* **Given instruction**
Output every entry exactly as written, skipping any pictures.

* **Records to process**
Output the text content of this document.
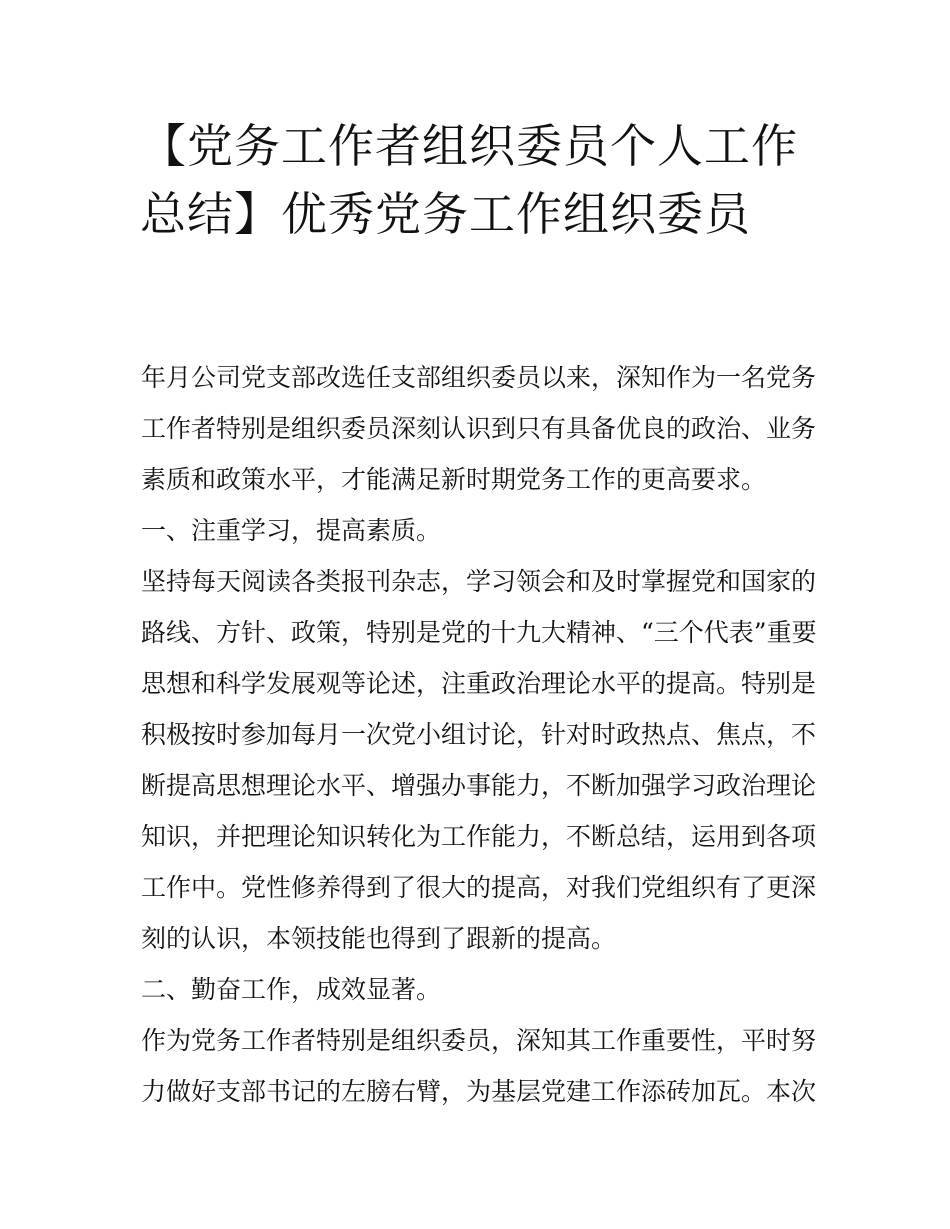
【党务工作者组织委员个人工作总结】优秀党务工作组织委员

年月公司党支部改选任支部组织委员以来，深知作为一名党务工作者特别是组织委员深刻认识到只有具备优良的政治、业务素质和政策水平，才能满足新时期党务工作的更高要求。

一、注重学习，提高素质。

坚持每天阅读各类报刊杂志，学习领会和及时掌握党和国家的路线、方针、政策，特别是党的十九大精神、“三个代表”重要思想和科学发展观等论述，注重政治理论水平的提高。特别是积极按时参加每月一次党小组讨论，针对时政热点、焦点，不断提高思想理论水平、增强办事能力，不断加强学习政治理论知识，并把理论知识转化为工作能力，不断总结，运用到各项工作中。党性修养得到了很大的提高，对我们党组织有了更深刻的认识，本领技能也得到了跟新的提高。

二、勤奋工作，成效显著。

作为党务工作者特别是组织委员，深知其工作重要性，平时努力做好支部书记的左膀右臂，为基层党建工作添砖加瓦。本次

* **Written reply**
Output the text content of this document.
【党务工作者组织委员个人工作总结】优秀党务工作组织委员

年月公司党支部改选任支部组织委员以来，深知作为一名党务工作者特别是组织委员深刻认识到只有具备优良的政治、业务素质和政策水平，才能满足新时期党务工作的更高要求。

一、注重学习，提高素质。

坚持每天阅读各类报刊杂志，学习领会和及时掌握党和国家的路线、方针、政策，特别是党的十九大精神、“三个代表”重要思想和科学发展观等论述，注重政治理论水平的提高。特别是积极按时参加每月一次党小组讨论，针对时政热点、焦点，不断提高思想理论水平、增强办事能力，不断加强学习政治理论知识，并把理论知识转化为工作能力，不断总结，运用到各项工作中。党性修养得到了很大的提高，对我们党组织有了更深刻的认识，本领技能也得到了跟新的提高。

二、勤奋工作，成效显著。

作为党务工作者特别是组织委员，深知其工作重要性，平时努力做好支部书记的左膀右臂，为基层党建工作添砖加瓦。本次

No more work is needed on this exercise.